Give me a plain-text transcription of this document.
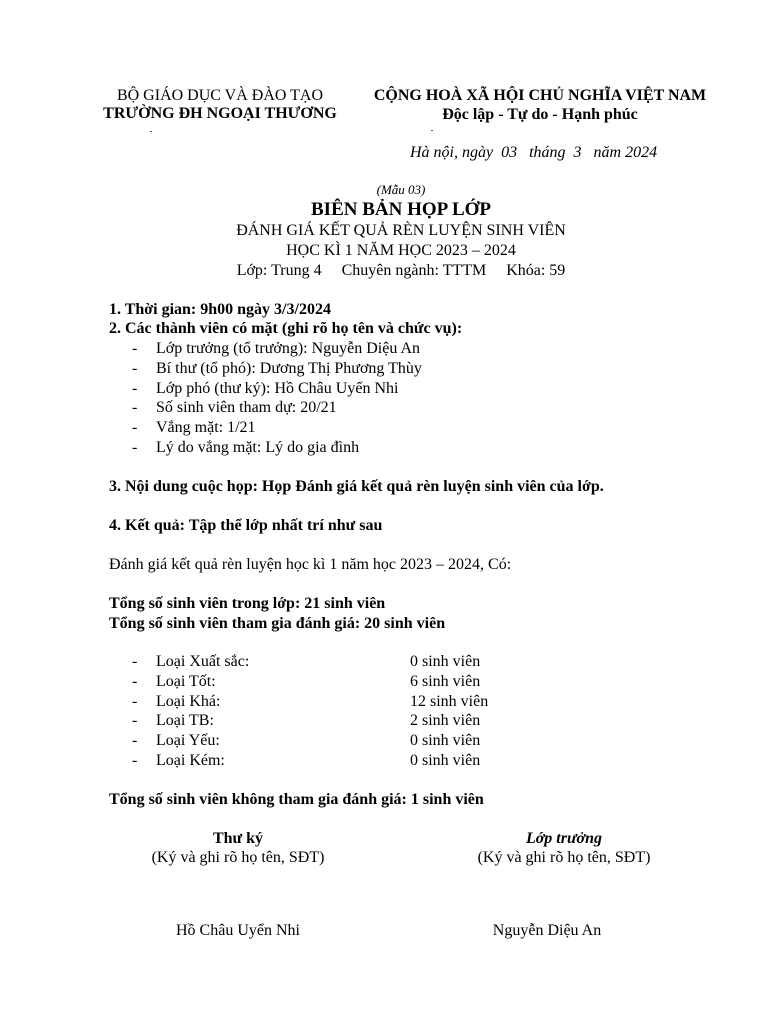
BỘ GIÁO DỤC VÀ ĐÀO TẠO
TRƯỜNG ĐH NGOẠI THƯƠNG
CỘNG HOÀ XÃ HỘI CHỦ NGHĨA VIỆT NAM
Độc lập - Tự do - Hạnh phúc
Hà nội, ngày  03   tháng  3   năm 2024
(Mẫu 03)
BIÊN BẢN HỌP LỚP
ĐÁNH GIÁ KẾT QUẢ RÈN LUYỆN SINH VIÊN
HỌC KÌ 1 NĂM HỌC 2023 – 2024
Lớp: Trung 4     Chuyên ngành: TTTM     Khóa: 59
1. Thời gian: 9h00 ngày 3/3/2024
2. Các thành viên có mặt (ghi rõ họ tên và chức vụ):
- Lớp trưởng (tổ trưởng): Nguyễn Diệu An
- Bí thư (tổ phó): Dương Thị Phương Thùy
- Lớp phó (thư ký): Hồ Châu Uyển Nhi
- Số sinh viên tham dự: 20/21
- Vắng mặt: 1/21
- Lý do vắng mặt: Lý do gia đình
3. Nội dung cuộc họp: Họp Đánh giá kết quả rèn luyện sinh viên của lớp.
4. Kết quả: Tập thể lớp nhất trí như sau
Đánh giá kết quả rèn luyện học kì 1 năm học 2023 – 2024, Có:
Tổng số sinh viên trong lớp: 21 sinh viên
Tổng số sinh viên tham gia đánh giá: 20 sinh viên
- Loại Xuất sắc:	0 sinh viên
- Loại Tốt:	6 sinh viên
- Loại Khá:	12 sinh viên
- Loại TB:	2 sinh viên
- Loại Yếu:	0 sinh viên
- Loại Kém:	0 sinh viên
Tổng số sinh viên không tham gia đánh giá: 1 sinh viên
Thư ký
(Ký và ghi rõ họ tên, SĐT)
Hồ Châu Uyển Nhi
Lớp trưởng
(Ký và ghi rõ họ tên, SĐT)
Nguyễn Diệu An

.....

*WHAT THIS TASK INVOLVES*: Omit every picture, then repeat the remaining data exactly as it appears above.

*REPLY*:
Give me a plain-text transcription of this document.
BỘ GIÁO DỤC VÀ ĐÀO TẠO
TRƯỜNG ĐH NGOẠI THƯƠNG
CỘNG HOÀ XÃ HỘI CHỦ NGHĨA VIỆT NAM
Độc lập - Tự do - Hạnh phúc
Hà nội, ngày  03   tháng  3   năm 2024
(Mẫu 03)
BIÊN BẢN HỌP LỚP
ĐÁNH GIÁ KẾT QUẢ RÈN LUYỆN SINH VIÊN
HỌC KÌ 1 NĂM HỌC 2023 – 2024
Lớp: Trung 4     Chuyên ngành: TTTM     Khóa: 59
1. Thời gian: 9h00 ngày 3/3/2024
2. Các thành viên có mặt (ghi rõ họ tên và chức vụ):
- Lớp trưởng (tổ trưởng): Nguyễn Diệu An
- Bí thư (tổ phó): Dương Thị Phương Thùy
- Lớp phó (thư ký): Hồ Châu Uyển Nhi
- Số sinh viên tham dự: 20/21
- Vắng mặt: 1/21
- Lý do vắng mặt: Lý do gia đình
3. Nội dung cuộc họp: Họp Đánh giá kết quả rèn luyện sinh viên của lớp.
4. Kết quả: Tập thể lớp nhất trí như sau
Đánh giá kết quả rèn luyện học kì 1 năm học 2023 – 2024, Có:
Tổng số sinh viên trong lớp: 21 sinh viên
Tổng số sinh viên tham gia đánh giá: 20 sinh viên
- Loại Xuất sắc:	0 sinh viên
- Loại Tốt:	6 sinh viên
- Loại Khá:	12 sinh viên
- Loại TB:	2 sinh viên
- Loại Yếu:	0 sinh viên
- Loại Kém:	0 sinh viên
Tổng số sinh viên không tham gia đánh giá: 1 sinh viên
Thư ký
(Ký và ghi rõ họ tên, SĐT)
Hồ Châu Uyển Nhi
Lớp trưởng
(Ký và ghi rõ họ tên, SĐT)
Nguyễn Diệu An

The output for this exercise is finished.